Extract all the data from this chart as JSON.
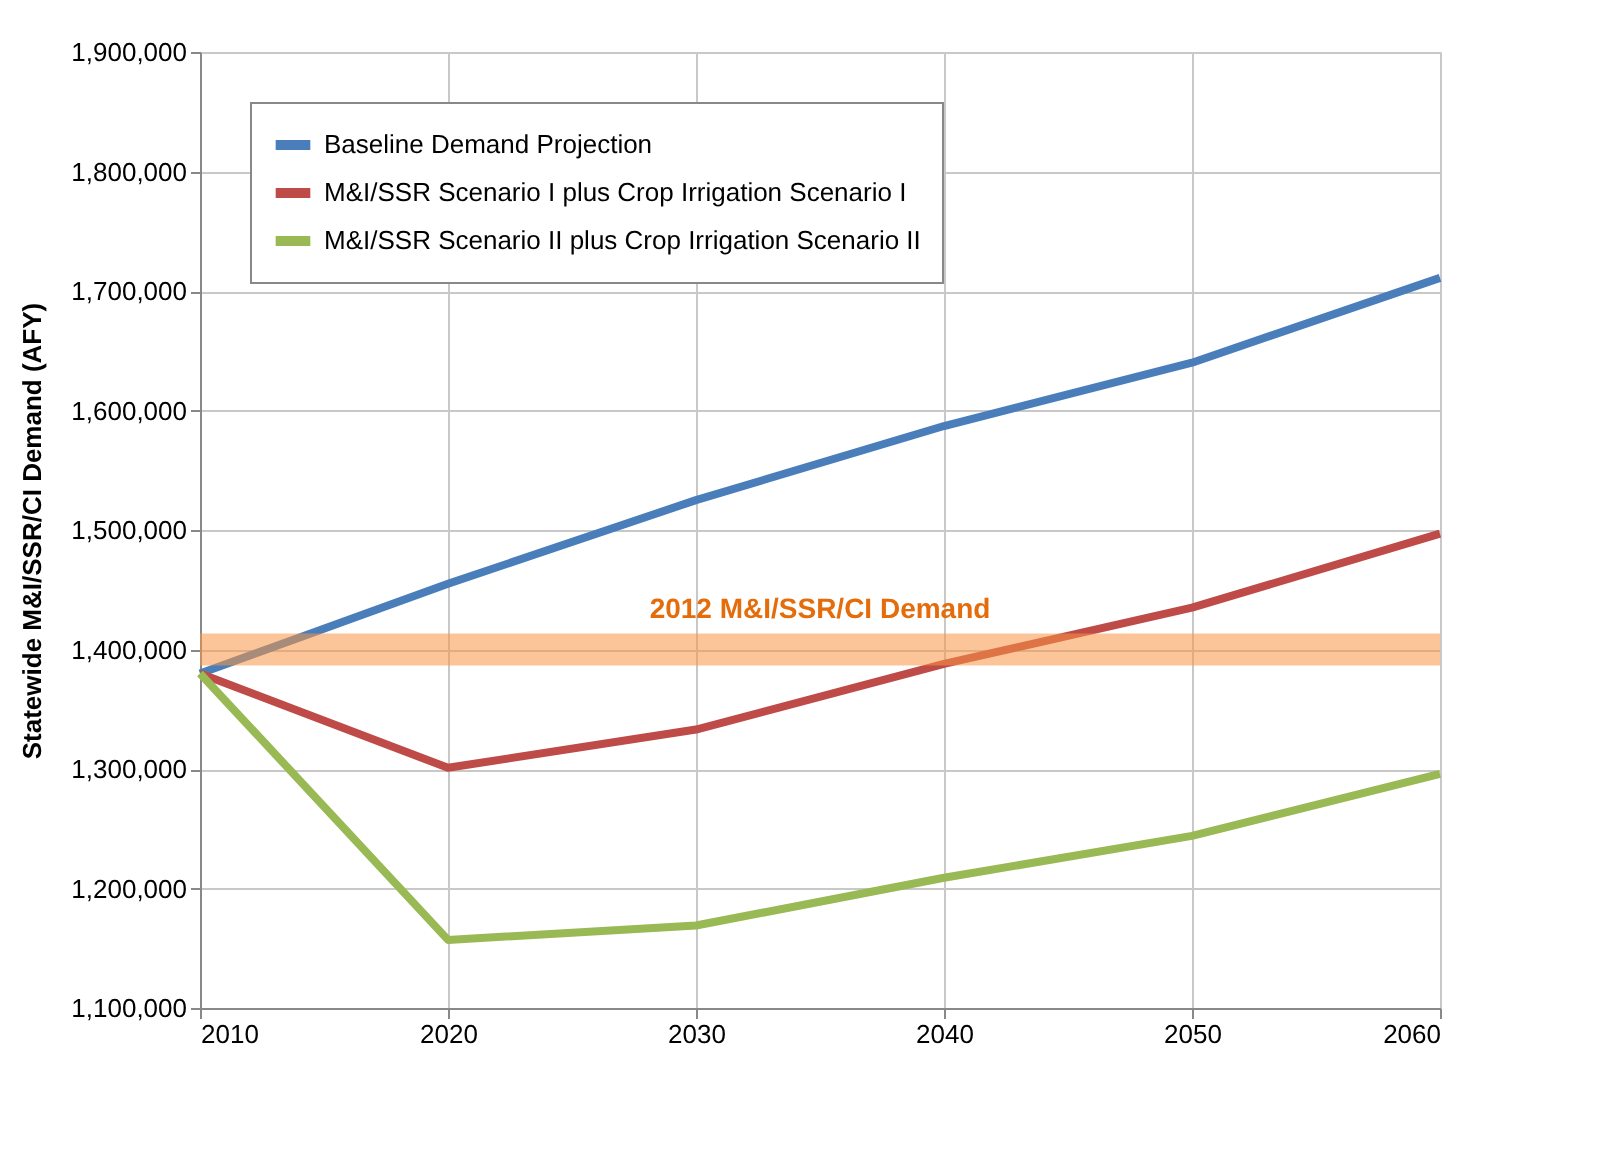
{
  "chart_data": {
    "type": "line",
    "ylabel": "Statewide M&I/SSR/CI Demand (AFY)",
    "x": [
      2010,
      2020,
      2030,
      2040,
      2050,
      2060
    ],
    "series": [
      {
        "name": "Baseline Demand Projection",
        "color": "#4a7ebb",
        "values": [
          1380000,
          1455000,
          1525000,
          1587000,
          1640000,
          1711000
        ]
      },
      {
        "name": "M&I/SSR Scenario I plus Crop Irrigation Scenario I",
        "color": "#be4b48",
        "values": [
          1380000,
          1301000,
          1333000,
          1388000,
          1435000,
          1497000
        ]
      },
      {
        "name": "M&I/SSR Scenario II plus Crop Irrigation Scenario II",
        "color": "#98b954",
        "values": [
          1380000,
          1157000,
          1169000,
          1209000,
          1244000,
          1296000
        ]
      }
    ],
    "xlim": [
      2010,
      2060
    ],
    "xticks": [
      2010,
      2020,
      2030,
      2040,
      2050,
      2060
    ],
    "ylim": [
      1100000,
      1900000
    ],
    "yticks": [
      {
        "value": 1100000,
        "label": "1,100,000"
      },
      {
        "value": 1200000,
        "label": "1,200,000"
      },
      {
        "value": 1300000,
        "label": "1,300,000"
      },
      {
        "value": 1400000,
        "label": "1,400,000"
      },
      {
        "value": 1500000,
        "label": "1,500,000"
      },
      {
        "value": 1600000,
        "label": "1,600,000"
      },
      {
        "value": 1700000,
        "label": "1,700,000"
      },
      {
        "value": 1800000,
        "label": "1,800,000"
      },
      {
        "value": 1900000,
        "label": "1,900,000"
      }
    ],
    "ref_lines": [
      {
        "axis": "y",
        "value": 1400000,
        "label": "2012 M&I/SSR/CI Demand",
        "color": "#f79646"
      }
    ],
    "grid": true,
    "legend": "top left",
    "marker": "none",
    "line_style": "solid"
  }
}
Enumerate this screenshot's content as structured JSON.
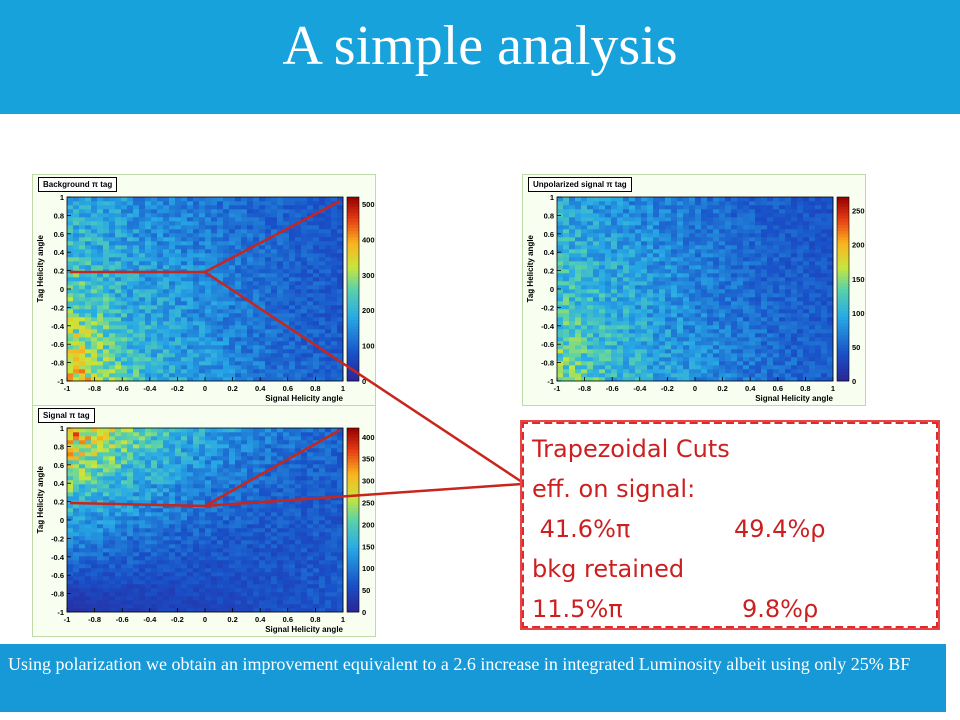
{
  "slide": {
    "title": "A simple analysis",
    "callout": {
      "heading": "Trapezoidal Cuts",
      "line2": "eff. on signal:",
      "line3_a": " 41.6%π",
      "line3_b": "49.4%ρ",
      "line4": "bkg retained",
      "line5_a": "11.5%π",
      "line5_b": "9.8%ρ"
    },
    "footer": "Using polarization we obtain an improvement equivalent to a  2.6 increase in integrated Luminosity albeit using only 25% BF"
  },
  "chart_data": [
    {
      "type": "heatmap",
      "title": "Background π tag",
      "xlabel": "Signal Helicity angle",
      "ylabel": "Tag Helicity angle",
      "xlim": [
        -1,
        1
      ],
      "ylim": [
        -1,
        1
      ],
      "x_ticks": [
        "-1",
        "-0.8",
        "-0.6",
        "-0.4",
        "-0.2",
        "0",
        "0.2",
        "0.4",
        "0.6",
        "0.8",
        "1"
      ],
      "y_ticks": [
        "-1",
        "-0.8",
        "-0.6",
        "-0.4",
        "-0.2",
        "0",
        "0.2",
        "0.4",
        "0.6",
        "0.8",
        "1"
      ],
      "colorbar_ticks": [
        "0",
        "100",
        "200",
        "300",
        "400",
        "500"
      ],
      "zlim": [
        0,
        520
      ],
      "density_grid": [
        [
          390,
          300,
          240,
          200,
          175,
          150,
          130,
          110,
          100,
          90
        ],
        [
          360,
          285,
          230,
          195,
          170,
          150,
          130,
          110,
          100,
          90
        ],
        [
          320,
          265,
          215,
          185,
          165,
          145,
          125,
          110,
          100,
          90
        ],
        [
          290,
          245,
          205,
          180,
          160,
          140,
          125,
          110,
          95,
          85
        ],
        [
          265,
          230,
          195,
          175,
          155,
          140,
          120,
          105,
          95,
          85
        ],
        [
          245,
          215,
          185,
          165,
          150,
          135,
          120,
          105,
          95,
          85
        ],
        [
          230,
          200,
          175,
          160,
          145,
          130,
          115,
          105,
          95,
          85
        ],
        [
          215,
          190,
          170,
          150,
          140,
          125,
          115,
          100,
          90,
          85
        ],
        [
          200,
          180,
          160,
          145,
          135,
          120,
          110,
          100,
          90,
          80
        ],
        [
          190,
          170,
          155,
          140,
          130,
          115,
          105,
          95,
          90,
          80
        ]
      ]
    },
    {
      "type": "heatmap",
      "title": "Unpolarized signal π tag",
      "xlabel": "Signal Helicity angle",
      "ylabel": "Tag Helicity angle",
      "xlim": [
        -1,
        1
      ],
      "ylim": [
        -1,
        1
      ],
      "x_ticks": [
        "-1",
        "-0.8",
        "-0.6",
        "-0.4",
        "-0.2",
        "0",
        "0.2",
        "0.4",
        "0.6",
        "0.8",
        "1"
      ],
      "y_ticks": [
        "-1",
        "-0.8",
        "-0.6",
        "-0.4",
        "-0.2",
        "0",
        "0.2",
        "0.4",
        "0.6",
        "0.8",
        "1"
      ],
      "colorbar_ticks": [
        "0",
        "50",
        "100",
        "150",
        "200",
        "250"
      ],
      "zlim": [
        0,
        270
      ],
      "density_grid": [
        [
          140,
          125,
          110,
          95,
          85,
          75,
          65,
          58,
          52,
          48
        ],
        [
          135,
          120,
          108,
          95,
          85,
          75,
          65,
          58,
          52,
          48
        ],
        [
          130,
          118,
          105,
          92,
          82,
          72,
          64,
          56,
          50,
          46
        ],
        [
          125,
          115,
          102,
          90,
          80,
          70,
          62,
          55,
          50,
          45
        ],
        [
          120,
          110,
          100,
          88,
          78,
          68,
          60,
          54,
          48,
          44
        ],
        [
          115,
          105,
          95,
          85,
          75,
          66,
          58,
          52,
          47,
          43
        ],
        [
          110,
          100,
          92,
          82,
          72,
          64,
          56,
          50,
          46,
          42
        ],
        [
          105,
          96,
          88,
          78,
          70,
          62,
          55,
          49,
          45,
          41
        ],
        [
          100,
          92,
          84,
          75,
          68,
          60,
          53,
          48,
          44,
          40
        ],
        [
          95,
          88,
          80,
          72,
          65,
          58,
          52,
          47,
          43,
          39
        ]
      ]
    },
    {
      "type": "heatmap",
      "title": "Signal π tag",
      "xlabel": "Signal Helicity angle",
      "ylabel": "Tag Helicity angle",
      "xlim": [
        -1,
        1
      ],
      "ylim": [
        -1,
        1
      ],
      "x_ticks": [
        "-1",
        "-0.8",
        "-0.6",
        "-0.4",
        "-0.2",
        "0",
        "0.2",
        "0.4",
        "0.6",
        "0.8",
        "1"
      ],
      "y_ticks": [
        "-1",
        "-0.8",
        "-0.6",
        "-0.4",
        "-0.2",
        "0",
        "0.2",
        "0.4",
        "0.6",
        "0.8",
        "1"
      ],
      "colorbar_ticks": [
        "0",
        "50",
        "100",
        "150",
        "200",
        "250",
        "300",
        "350",
        "400"
      ],
      "zlim": [
        0,
        420
      ],
      "density_grid": [
        [
          20,
          30,
          35,
          40,
          45,
          50,
          55,
          60,
          65,
          70
        ],
        [
          40,
          45,
          48,
          50,
          52,
          55,
          58,
          62,
          66,
          70
        ],
        [
          70,
          68,
          66,
          64,
          62,
          62,
          63,
          65,
          68,
          72
        ],
        [
          100,
          92,
          85,
          78,
          72,
          68,
          66,
          66,
          68,
          72
        ],
        [
          130,
          118,
          105,
          95,
          85,
          78,
          72,
          70,
          70,
          72
        ],
        [
          160,
          145,
          128,
          112,
          100,
          88,
          80,
          75,
          72,
          72
        ],
        [
          200,
          175,
          152,
          132,
          115,
          100,
          88,
          80,
          76,
          74
        ],
        [
          240,
          205,
          175,
          150,
          130,
          112,
          98,
          88,
          80,
          76
        ],
        [
          285,
          240,
          200,
          170,
          145,
          125,
          108,
          95,
          85,
          80
        ],
        [
          320,
          270,
          225,
          188,
          160,
          138,
          118,
          102,
          90,
          82
        ]
      ]
    }
  ]
}
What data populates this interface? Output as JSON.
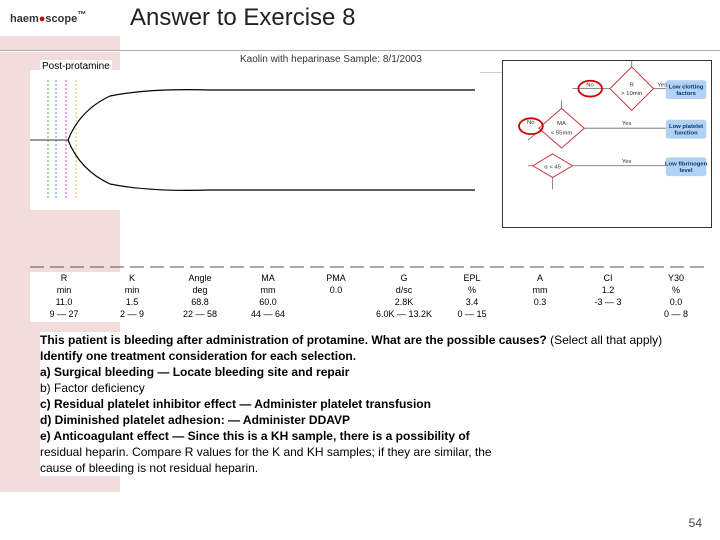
{
  "header": {
    "logo": "haem",
    "logo_red": "●",
    "logo2": "scope",
    "tm": "™",
    "title": "Answer to Exercise 8"
  },
  "chart": {
    "sample_label": "Post-protamine",
    "top_text": "Kaolin with heparinase      Sample: 8/1/2003",
    "type": "teg-curve",
    "curve_color": "#000000",
    "aux_colors": [
      "#00a000",
      "#0060d0",
      "#c000c0",
      "#e0a000"
    ],
    "background": "#ffffff"
  },
  "flowchart": {
    "nodes": {
      "r": "R\n> 10min",
      "ma": "MA\n< 55mm",
      "alpha": "α < 45",
      "lcf": "Low clotting\nfactors",
      "lpf": "Low platelet\nfunction",
      "lfl": "Low fibrinogen\nlevel"
    },
    "labels": {
      "no": "No",
      "yes": "Yes"
    }
  },
  "data": {
    "columns": [
      {
        "name": "R",
        "unit": "min",
        "v1": "11.0",
        "v2": "9 — 27"
      },
      {
        "name": "K",
        "unit": "min",
        "v1": "1.5",
        "v2": "2 — 9"
      },
      {
        "name": "Angle",
        "unit": "deg",
        "v1": "68.8",
        "v2": "22 — 58"
      },
      {
        "name": "MA",
        "unit": "mm",
        "v1": "60.0",
        "v2": "44 — 64"
      },
      {
        "name": "PMA",
        "unit": "",
        "v1": "",
        "v2": "0.0"
      },
      {
        "name": "G",
        "unit": "d/sc",
        "v1": "2.8K",
        "v2": "6.0K — 13.2K"
      },
      {
        "name": "EPL",
        "unit": "%",
        "v1": "3.4",
        "v2": "0 — 15"
      },
      {
        "name": "A",
        "unit": "mm",
        "v1": "",
        "v2": "0.3"
      },
      {
        "name": "CI",
        "unit": "",
        "v1": "1.2",
        "v2": "-3 — 3"
      },
      {
        "name": "Y30",
        "unit": "%",
        "v1": "0.0",
        "v2": "0 — 8"
      }
    ]
  },
  "qa": {
    "question_part1": "This patient is bleeding after administration of protamine. What are the possible causes?",
    "question_part2": " (Select all that apply) ",
    "question_part3": "Identify one treatment consideration for each selection.",
    "options": [
      {
        "bold": true,
        "text": "a) Surgical bleeding — Locate bleeding site and repair"
      },
      {
        "bold": false,
        "text": "b) Factor deficiency"
      },
      {
        "bold": true,
        "text": "c) Residual platelet inhibitor effect — Administer platelet transfusion"
      },
      {
        "bold": true,
        "text": "d) Diminished platelet adhesion: — Administer DDAVP"
      },
      {
        "bold": true,
        "text": "e) Anticoagulant effect — Since this is a KH sample, there is a possibility of"
      },
      {
        "bold": false,
        "text": "residual heparin. Compare R values for the K and KH samples; if they are similar, the"
      },
      {
        "bold": false,
        "text": "cause of bleeding is not residual heparin."
      }
    ]
  },
  "page_number": "54"
}
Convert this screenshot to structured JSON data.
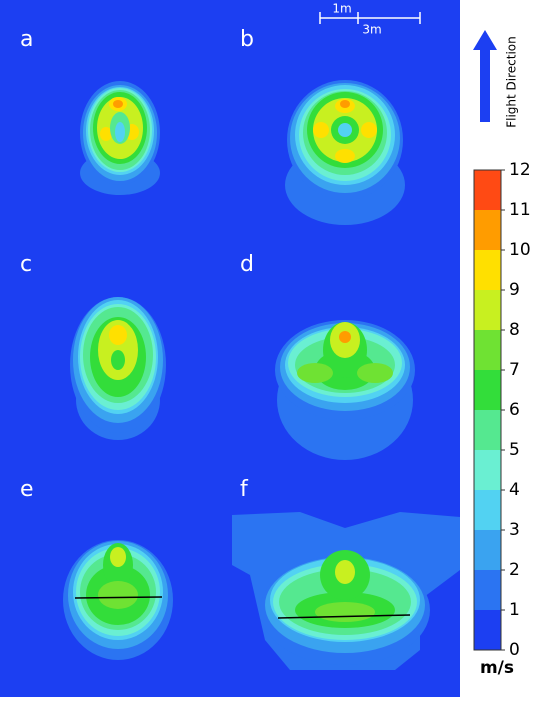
{
  "panels": [
    "a",
    "b",
    "c",
    "d",
    "e",
    "f"
  ],
  "scale_bar": {
    "short": "1m",
    "long": "3m"
  },
  "flight_direction": "Flight Direction",
  "colorbar": {
    "ticks": [
      0,
      1,
      2,
      3,
      4,
      5,
      6,
      7,
      8,
      9,
      10,
      11,
      12
    ],
    "colors": [
      "#1c3ff2",
      "#2b74f2",
      "#3aa3f0",
      "#52d2f2",
      "#6aefd2",
      "#55e890",
      "#33dd3a",
      "#6fe233",
      "#c8f020",
      "#ffe000",
      "#ff9c00",
      "#ff4a14"
    ],
    "unit": "m/s"
  }
}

──────

Using the listing above, show every line that includes the string "Scenario".

        "name": "M&I/SSR Scenario I plus Crop Irrigation Scenario I",
        "name": "M&I/SSR Scenario II plus Crop Irrigation Scenario II",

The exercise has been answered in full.